▸ **EXERCISE**: Copy every line in which the string "labels" occurs.

::: DATA LINES :::

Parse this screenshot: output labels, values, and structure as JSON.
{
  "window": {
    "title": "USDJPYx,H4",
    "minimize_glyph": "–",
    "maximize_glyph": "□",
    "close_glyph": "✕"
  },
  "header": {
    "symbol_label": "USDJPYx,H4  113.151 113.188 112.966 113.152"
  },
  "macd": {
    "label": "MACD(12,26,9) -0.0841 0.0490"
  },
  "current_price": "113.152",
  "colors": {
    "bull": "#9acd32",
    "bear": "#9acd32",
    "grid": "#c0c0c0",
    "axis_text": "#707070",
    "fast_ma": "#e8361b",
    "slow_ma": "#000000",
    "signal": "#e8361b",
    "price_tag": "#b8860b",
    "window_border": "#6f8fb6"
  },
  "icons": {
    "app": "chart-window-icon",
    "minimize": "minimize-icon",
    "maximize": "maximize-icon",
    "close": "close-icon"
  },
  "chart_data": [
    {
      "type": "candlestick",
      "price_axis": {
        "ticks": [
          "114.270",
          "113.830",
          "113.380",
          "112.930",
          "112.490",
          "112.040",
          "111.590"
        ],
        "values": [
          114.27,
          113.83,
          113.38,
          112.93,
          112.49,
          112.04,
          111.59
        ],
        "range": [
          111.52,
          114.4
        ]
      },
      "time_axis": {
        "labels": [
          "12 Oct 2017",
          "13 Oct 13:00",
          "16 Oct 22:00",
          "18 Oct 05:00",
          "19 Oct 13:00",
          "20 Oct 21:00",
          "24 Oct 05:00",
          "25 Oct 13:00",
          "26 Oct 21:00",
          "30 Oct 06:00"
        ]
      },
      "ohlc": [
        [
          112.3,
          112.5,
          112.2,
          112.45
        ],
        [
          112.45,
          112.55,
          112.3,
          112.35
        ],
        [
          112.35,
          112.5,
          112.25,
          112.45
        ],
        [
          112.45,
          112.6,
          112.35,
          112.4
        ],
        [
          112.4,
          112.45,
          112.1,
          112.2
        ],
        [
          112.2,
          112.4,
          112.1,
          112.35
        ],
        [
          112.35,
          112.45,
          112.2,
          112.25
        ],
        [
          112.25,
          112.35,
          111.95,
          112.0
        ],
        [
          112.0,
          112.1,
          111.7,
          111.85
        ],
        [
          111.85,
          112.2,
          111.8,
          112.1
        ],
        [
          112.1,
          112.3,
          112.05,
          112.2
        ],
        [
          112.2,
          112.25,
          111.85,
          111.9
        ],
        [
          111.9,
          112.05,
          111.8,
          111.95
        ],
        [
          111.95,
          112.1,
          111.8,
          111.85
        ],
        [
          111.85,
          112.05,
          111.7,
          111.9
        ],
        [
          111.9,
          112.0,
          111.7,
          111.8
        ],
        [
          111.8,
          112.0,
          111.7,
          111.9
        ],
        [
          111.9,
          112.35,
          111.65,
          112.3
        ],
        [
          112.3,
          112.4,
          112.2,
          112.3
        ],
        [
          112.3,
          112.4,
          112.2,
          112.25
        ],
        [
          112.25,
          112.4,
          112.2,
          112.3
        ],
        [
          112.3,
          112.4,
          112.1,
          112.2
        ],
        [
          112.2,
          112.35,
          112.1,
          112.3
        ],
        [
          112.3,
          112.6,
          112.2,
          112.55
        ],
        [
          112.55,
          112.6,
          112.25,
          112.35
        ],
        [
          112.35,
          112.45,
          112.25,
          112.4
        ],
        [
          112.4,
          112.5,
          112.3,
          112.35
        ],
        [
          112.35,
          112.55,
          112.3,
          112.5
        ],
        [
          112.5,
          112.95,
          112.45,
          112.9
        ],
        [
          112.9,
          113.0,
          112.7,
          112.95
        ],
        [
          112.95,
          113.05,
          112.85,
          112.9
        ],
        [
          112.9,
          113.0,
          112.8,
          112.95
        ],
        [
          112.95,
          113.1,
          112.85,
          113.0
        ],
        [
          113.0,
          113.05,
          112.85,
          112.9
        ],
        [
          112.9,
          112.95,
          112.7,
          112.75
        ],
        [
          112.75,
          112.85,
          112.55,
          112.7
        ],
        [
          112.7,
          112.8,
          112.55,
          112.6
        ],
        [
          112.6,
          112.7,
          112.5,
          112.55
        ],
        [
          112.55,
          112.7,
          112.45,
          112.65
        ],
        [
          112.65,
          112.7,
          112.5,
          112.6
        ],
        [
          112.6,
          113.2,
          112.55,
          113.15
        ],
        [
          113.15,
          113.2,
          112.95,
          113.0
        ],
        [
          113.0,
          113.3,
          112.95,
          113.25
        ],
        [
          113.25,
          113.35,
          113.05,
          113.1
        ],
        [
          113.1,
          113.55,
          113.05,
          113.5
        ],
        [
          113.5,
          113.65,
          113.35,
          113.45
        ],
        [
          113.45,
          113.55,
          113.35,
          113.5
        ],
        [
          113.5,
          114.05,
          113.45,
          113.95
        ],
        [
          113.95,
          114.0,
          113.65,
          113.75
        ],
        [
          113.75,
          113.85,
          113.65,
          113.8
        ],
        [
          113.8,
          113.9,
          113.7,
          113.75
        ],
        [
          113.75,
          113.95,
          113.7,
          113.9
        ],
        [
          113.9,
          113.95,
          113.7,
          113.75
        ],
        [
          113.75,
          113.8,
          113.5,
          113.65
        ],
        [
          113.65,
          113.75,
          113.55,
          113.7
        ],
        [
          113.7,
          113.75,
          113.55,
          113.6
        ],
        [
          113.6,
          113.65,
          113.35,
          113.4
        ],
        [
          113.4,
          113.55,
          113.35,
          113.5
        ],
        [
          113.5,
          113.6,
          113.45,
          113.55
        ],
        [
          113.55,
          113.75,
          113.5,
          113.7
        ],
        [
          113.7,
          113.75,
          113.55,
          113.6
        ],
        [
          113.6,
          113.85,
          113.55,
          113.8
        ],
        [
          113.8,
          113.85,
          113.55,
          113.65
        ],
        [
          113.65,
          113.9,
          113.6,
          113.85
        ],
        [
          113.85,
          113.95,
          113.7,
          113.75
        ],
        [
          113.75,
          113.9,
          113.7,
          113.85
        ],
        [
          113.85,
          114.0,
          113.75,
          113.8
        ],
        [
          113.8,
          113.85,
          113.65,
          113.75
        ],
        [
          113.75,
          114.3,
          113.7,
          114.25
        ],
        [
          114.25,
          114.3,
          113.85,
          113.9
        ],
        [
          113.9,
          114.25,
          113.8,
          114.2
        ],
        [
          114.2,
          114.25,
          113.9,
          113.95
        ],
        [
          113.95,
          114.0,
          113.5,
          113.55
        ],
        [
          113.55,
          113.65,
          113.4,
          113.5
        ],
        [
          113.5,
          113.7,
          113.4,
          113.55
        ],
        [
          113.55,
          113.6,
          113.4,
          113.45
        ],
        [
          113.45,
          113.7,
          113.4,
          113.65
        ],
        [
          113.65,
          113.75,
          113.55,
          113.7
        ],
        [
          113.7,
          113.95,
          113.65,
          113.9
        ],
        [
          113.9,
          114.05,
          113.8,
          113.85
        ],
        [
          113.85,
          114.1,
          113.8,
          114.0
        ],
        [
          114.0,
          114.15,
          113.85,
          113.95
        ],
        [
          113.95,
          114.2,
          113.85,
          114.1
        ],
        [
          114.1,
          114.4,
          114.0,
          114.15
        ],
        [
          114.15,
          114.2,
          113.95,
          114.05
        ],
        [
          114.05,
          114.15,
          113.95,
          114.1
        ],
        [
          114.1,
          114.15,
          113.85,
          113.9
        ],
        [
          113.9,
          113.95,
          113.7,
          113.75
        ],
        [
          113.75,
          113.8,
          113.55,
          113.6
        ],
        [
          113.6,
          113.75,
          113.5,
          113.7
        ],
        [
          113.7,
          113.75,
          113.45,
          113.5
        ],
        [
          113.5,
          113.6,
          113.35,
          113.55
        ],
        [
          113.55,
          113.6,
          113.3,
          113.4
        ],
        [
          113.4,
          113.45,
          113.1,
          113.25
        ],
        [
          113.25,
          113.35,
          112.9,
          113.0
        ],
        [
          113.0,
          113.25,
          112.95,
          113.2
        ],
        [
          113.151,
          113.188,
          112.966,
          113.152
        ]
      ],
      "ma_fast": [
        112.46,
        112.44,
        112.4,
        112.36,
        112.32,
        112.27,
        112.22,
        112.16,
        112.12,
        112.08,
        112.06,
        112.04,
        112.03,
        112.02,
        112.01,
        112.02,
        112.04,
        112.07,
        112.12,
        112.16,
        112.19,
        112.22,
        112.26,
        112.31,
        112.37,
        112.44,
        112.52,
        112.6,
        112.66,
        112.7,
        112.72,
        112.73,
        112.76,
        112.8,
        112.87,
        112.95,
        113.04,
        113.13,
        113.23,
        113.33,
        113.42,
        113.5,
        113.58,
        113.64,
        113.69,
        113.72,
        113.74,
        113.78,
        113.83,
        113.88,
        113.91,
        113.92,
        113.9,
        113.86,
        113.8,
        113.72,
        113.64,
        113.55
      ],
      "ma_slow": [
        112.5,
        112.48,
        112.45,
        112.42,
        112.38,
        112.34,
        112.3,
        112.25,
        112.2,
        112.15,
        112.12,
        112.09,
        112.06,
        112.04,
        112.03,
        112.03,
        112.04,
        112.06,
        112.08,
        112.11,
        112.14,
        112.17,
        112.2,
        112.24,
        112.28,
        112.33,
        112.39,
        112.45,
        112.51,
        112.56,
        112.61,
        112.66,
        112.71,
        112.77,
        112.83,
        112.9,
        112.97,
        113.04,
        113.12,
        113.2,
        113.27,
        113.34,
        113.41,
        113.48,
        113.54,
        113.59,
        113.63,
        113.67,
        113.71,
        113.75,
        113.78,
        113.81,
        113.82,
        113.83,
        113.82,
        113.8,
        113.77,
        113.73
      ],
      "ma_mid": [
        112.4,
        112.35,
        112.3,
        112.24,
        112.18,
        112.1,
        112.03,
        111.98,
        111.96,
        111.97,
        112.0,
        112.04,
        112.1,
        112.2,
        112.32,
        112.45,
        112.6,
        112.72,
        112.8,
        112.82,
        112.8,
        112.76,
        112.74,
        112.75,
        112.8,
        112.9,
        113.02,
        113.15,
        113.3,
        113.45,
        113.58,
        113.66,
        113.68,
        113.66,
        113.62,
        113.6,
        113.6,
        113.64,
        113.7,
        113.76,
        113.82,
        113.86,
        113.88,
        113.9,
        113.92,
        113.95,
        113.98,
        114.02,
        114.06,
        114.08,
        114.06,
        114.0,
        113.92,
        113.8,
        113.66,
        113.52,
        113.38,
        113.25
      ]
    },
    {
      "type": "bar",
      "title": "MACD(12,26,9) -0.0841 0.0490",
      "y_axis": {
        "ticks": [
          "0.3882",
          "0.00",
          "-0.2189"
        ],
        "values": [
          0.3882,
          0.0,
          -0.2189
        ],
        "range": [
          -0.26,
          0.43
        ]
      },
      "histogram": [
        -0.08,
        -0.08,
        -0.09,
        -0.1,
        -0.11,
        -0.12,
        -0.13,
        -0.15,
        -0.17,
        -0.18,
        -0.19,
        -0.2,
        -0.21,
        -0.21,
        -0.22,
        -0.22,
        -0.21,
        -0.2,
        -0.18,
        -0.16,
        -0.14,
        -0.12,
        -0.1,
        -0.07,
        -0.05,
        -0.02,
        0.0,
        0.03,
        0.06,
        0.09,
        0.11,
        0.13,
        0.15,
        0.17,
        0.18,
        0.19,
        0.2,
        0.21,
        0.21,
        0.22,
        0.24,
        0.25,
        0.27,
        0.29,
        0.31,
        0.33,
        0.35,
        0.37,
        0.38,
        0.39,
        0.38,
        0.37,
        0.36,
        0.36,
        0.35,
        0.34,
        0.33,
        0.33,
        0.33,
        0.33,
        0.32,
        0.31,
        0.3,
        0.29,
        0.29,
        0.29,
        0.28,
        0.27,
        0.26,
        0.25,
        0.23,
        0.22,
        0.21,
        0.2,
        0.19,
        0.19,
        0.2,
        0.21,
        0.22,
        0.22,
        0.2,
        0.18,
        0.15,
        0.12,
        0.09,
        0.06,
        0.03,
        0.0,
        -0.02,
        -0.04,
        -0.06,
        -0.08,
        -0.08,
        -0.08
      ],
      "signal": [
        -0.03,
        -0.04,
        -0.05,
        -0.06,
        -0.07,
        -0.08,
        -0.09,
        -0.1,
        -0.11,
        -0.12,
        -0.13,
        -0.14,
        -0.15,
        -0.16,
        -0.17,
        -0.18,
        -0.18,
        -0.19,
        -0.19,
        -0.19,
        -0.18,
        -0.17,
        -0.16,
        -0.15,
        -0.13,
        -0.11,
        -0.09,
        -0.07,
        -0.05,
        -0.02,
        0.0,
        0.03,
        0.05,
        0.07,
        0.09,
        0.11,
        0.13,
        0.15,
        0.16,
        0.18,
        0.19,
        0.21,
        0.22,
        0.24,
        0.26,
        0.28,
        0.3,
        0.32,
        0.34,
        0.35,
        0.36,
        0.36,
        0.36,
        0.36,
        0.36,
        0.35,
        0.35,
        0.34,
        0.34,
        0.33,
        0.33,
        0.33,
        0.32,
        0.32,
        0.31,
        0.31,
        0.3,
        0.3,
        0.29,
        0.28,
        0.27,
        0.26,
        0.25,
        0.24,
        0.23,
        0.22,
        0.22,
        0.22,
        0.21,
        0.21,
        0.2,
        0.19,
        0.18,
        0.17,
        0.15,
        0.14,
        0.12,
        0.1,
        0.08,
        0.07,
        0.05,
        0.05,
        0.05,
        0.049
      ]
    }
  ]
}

:::

▸ **SOLVED PROBLEM**:
Parse this screenshot: output labels, values, and structure as JSON.
        "labels": [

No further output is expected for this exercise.